| Exercise brief |
Go through the entries below and pick out every line with "ochrony".

>> begin

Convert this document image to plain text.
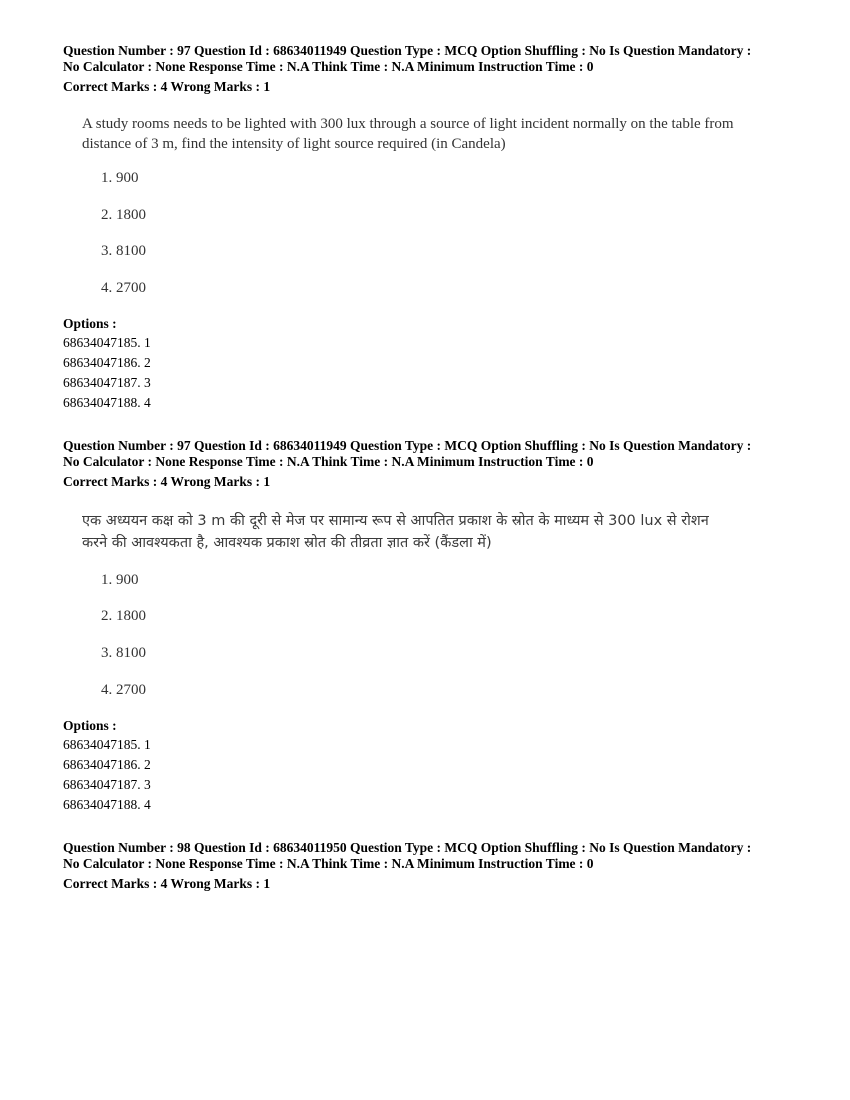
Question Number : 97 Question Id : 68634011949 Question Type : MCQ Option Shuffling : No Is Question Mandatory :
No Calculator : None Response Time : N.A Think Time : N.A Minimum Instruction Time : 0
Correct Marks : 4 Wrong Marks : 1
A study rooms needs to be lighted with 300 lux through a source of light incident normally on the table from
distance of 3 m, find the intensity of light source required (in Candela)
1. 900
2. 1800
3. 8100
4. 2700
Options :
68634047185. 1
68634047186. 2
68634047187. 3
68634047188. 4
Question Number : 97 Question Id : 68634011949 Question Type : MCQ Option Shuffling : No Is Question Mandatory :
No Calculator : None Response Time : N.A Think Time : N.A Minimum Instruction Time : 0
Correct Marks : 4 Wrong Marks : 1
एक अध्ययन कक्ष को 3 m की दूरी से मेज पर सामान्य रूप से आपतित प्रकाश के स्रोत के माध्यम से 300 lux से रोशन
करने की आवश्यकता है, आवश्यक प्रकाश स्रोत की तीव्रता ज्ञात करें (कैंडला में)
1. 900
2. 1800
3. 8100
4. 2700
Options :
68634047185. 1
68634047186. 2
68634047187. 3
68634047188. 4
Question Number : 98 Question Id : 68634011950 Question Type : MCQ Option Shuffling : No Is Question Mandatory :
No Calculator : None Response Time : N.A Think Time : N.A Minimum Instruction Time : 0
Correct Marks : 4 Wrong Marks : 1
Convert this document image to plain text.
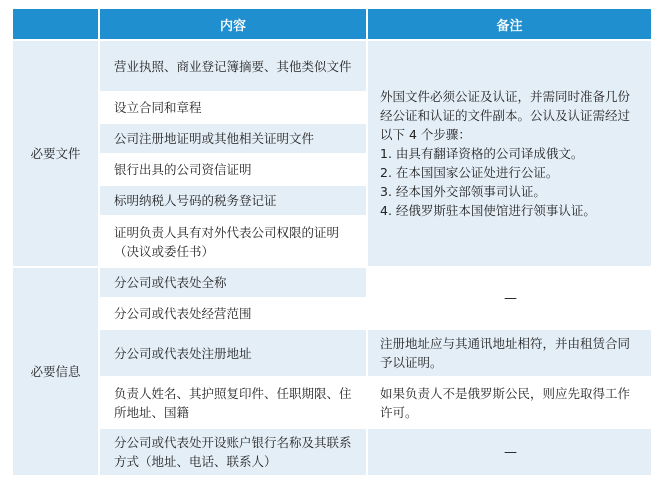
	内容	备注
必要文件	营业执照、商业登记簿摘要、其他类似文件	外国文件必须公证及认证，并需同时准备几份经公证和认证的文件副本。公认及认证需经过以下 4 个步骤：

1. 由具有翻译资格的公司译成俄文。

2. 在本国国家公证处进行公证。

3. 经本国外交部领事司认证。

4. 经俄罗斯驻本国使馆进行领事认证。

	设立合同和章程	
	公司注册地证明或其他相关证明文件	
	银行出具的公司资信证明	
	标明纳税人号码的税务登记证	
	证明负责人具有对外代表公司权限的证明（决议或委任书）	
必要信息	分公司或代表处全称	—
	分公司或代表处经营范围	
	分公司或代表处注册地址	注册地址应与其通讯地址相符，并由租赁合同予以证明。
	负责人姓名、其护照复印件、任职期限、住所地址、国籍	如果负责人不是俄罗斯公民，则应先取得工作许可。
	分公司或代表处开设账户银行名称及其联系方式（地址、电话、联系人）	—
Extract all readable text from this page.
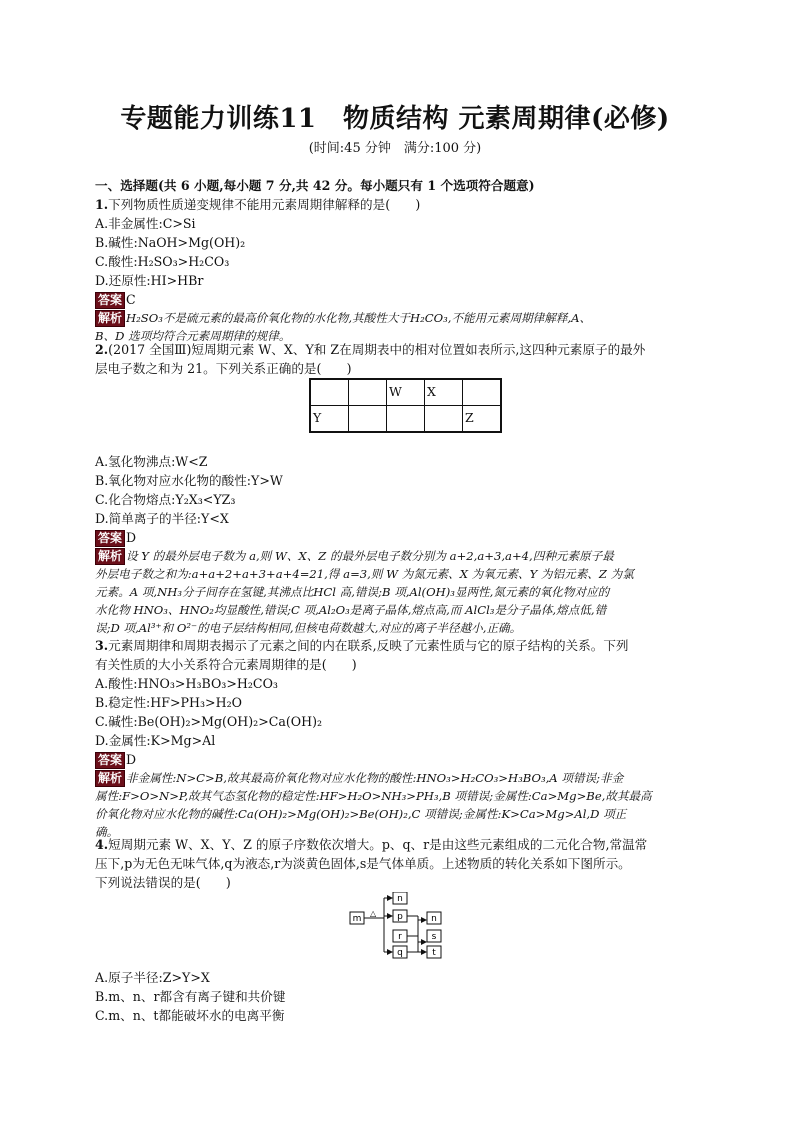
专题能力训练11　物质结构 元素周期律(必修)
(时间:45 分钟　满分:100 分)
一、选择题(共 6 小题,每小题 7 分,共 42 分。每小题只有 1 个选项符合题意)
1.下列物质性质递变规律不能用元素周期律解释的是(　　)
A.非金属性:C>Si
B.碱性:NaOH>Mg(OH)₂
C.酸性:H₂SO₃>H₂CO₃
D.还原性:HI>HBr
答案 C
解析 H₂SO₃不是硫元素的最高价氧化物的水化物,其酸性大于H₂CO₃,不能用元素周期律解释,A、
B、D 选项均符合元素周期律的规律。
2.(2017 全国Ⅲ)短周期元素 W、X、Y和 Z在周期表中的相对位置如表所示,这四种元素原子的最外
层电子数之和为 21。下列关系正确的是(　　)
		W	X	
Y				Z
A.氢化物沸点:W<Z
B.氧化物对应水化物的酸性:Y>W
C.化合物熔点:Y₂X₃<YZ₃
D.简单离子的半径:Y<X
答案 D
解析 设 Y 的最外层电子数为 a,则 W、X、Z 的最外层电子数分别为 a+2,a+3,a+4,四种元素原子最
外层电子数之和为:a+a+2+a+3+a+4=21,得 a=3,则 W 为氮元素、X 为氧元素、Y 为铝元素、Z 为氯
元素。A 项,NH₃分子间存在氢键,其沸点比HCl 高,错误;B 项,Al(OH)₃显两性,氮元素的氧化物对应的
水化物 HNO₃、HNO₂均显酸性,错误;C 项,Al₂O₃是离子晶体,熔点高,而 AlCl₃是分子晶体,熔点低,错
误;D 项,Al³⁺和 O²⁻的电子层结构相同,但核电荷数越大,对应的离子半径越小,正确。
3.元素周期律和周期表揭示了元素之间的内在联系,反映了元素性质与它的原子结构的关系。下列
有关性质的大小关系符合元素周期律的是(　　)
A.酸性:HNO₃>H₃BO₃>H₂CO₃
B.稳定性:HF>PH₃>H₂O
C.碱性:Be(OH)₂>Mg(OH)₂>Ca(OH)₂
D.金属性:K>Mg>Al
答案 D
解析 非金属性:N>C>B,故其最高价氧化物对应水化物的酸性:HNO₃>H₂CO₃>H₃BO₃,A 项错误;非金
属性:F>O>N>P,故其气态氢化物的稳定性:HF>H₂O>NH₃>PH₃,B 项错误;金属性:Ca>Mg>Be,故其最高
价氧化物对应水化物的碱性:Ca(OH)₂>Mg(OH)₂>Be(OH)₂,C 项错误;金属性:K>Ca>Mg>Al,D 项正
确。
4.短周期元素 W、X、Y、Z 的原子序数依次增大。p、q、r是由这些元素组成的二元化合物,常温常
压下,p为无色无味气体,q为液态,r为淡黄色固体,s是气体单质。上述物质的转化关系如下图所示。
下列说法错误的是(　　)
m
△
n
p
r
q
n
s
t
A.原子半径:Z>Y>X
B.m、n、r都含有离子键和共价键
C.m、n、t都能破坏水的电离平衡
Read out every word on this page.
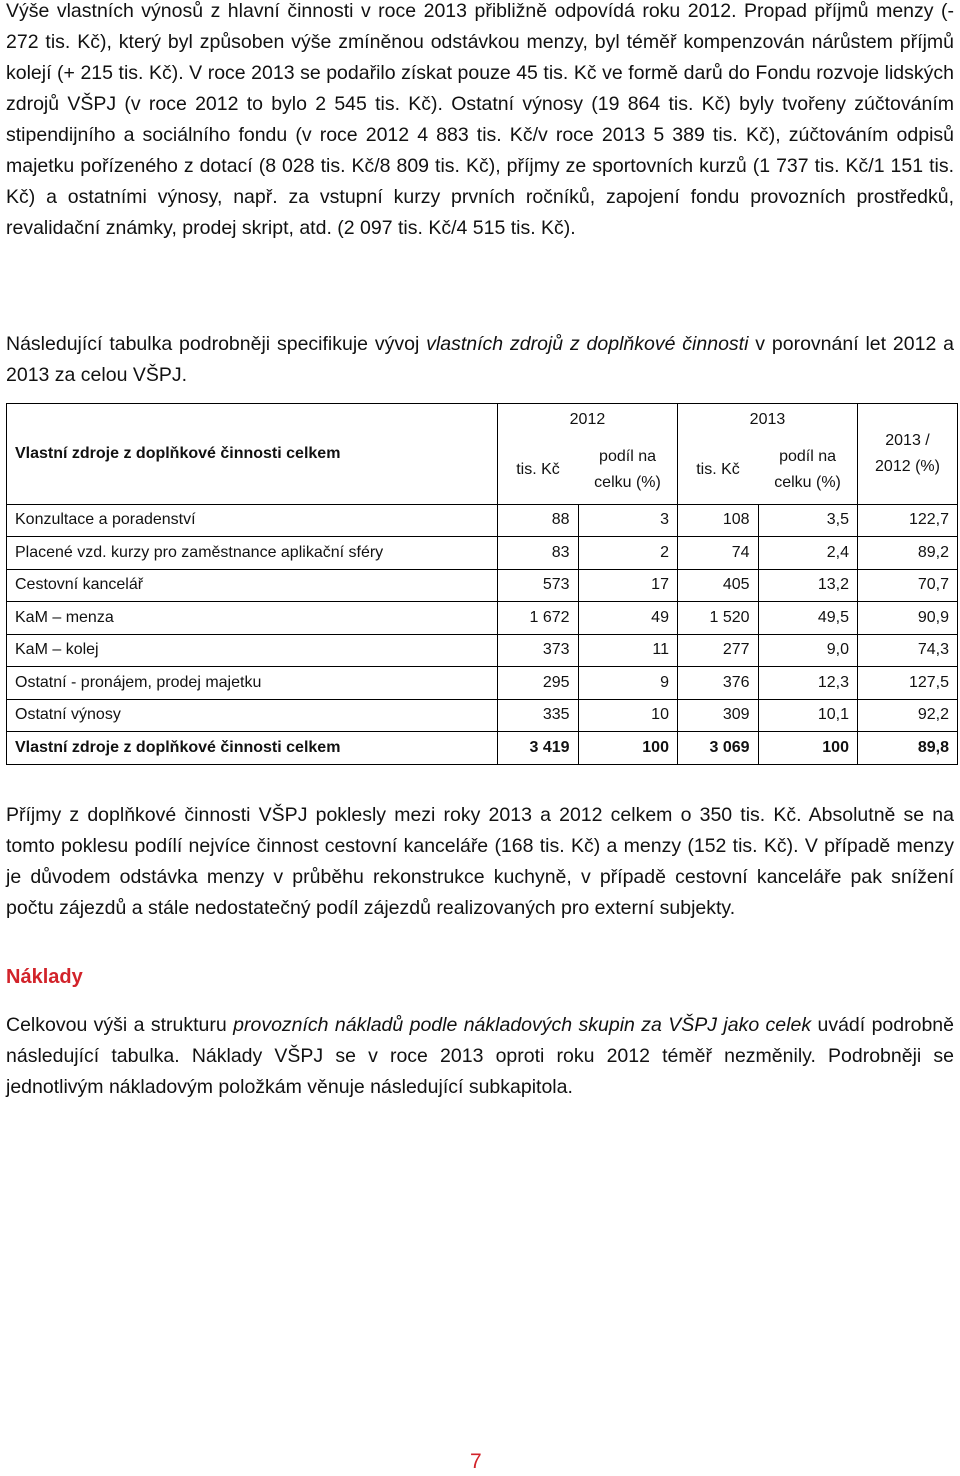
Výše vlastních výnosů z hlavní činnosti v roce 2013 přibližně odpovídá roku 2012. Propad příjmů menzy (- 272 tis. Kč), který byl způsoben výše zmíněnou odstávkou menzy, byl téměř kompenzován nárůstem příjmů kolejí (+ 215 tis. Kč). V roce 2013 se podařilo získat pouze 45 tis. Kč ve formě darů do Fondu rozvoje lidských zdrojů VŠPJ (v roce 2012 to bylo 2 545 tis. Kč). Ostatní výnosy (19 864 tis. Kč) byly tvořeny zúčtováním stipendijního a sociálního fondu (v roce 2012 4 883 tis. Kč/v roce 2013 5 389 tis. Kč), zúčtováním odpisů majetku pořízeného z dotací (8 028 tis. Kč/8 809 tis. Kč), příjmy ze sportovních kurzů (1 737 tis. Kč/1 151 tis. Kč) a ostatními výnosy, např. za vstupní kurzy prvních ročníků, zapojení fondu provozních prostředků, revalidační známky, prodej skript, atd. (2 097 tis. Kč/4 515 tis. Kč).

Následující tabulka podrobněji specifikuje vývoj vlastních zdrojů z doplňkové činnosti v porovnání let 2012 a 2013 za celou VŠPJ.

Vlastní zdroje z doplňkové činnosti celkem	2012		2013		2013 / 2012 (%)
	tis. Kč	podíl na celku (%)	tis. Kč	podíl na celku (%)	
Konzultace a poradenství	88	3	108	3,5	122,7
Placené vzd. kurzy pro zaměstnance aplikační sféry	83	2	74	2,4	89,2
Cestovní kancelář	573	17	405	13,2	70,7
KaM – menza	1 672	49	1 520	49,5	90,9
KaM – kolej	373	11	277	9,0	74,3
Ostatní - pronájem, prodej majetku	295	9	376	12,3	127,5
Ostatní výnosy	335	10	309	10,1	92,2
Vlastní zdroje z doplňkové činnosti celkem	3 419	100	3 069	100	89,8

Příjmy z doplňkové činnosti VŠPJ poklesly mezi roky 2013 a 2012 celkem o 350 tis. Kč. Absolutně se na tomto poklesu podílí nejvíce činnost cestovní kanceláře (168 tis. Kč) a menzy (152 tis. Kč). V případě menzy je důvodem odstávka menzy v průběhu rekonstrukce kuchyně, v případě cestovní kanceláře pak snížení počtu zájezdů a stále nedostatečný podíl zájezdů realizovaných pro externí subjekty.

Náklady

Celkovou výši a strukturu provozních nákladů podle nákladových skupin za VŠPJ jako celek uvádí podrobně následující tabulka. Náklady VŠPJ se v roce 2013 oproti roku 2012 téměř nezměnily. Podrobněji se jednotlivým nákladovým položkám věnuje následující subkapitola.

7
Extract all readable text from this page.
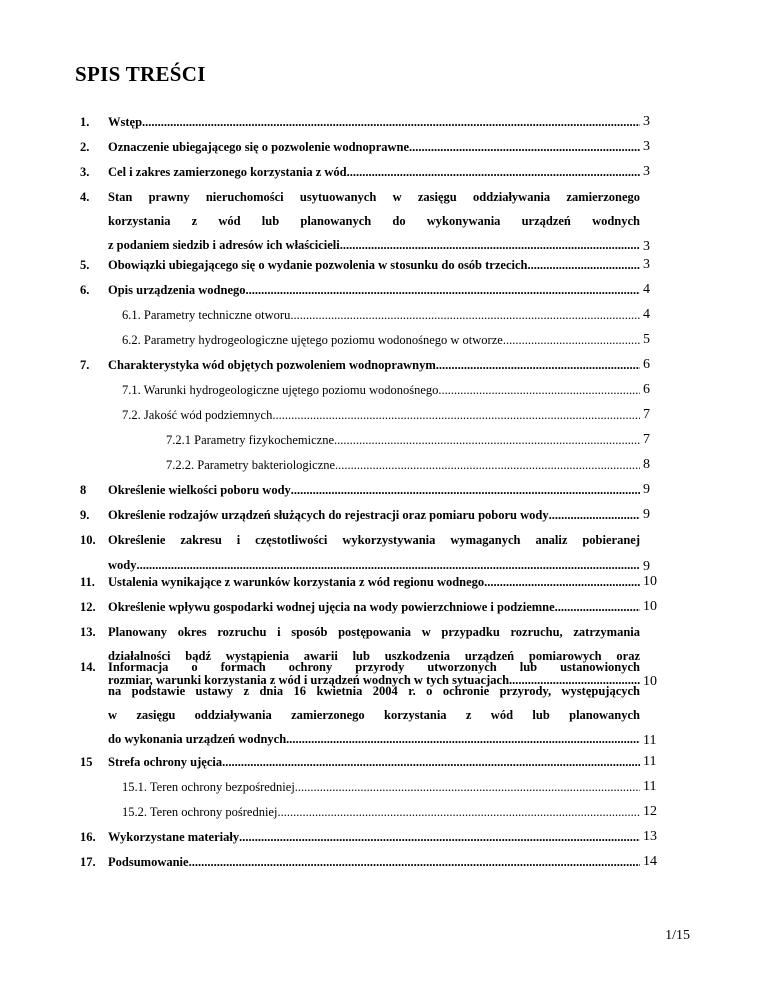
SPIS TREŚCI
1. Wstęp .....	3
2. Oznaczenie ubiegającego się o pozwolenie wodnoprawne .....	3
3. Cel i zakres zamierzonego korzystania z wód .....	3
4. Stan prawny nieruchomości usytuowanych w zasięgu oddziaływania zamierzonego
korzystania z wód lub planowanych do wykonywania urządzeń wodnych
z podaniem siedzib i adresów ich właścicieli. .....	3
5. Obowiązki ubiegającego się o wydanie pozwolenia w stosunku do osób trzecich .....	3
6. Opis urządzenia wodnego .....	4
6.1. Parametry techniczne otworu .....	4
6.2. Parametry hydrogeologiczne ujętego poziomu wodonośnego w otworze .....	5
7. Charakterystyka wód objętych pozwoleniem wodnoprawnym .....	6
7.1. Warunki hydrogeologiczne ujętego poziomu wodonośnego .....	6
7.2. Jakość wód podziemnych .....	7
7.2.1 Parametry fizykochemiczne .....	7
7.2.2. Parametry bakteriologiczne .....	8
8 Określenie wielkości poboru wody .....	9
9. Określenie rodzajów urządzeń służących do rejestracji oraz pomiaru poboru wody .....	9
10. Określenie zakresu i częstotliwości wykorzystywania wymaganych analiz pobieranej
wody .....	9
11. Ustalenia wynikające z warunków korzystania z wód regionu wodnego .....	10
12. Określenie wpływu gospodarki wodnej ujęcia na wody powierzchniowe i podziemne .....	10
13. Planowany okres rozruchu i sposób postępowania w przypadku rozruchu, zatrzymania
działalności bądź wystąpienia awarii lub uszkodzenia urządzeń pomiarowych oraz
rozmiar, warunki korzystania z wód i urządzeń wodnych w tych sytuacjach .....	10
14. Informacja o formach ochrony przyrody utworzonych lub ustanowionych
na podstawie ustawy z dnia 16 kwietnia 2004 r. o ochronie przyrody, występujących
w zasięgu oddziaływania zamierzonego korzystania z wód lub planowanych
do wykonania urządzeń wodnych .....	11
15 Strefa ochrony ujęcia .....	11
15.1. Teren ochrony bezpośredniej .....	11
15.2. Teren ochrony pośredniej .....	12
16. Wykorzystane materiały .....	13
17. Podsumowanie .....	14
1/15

>> end

| Answer |
14. Informacja o formach ochrony przyrody utworzonych lub ustanowionych
15 Strefa ochrony ujęcia .....	11
15.1. Teren ochrony bezpośredniej .....	11
15.2. Teren ochrony pośredniej .....	12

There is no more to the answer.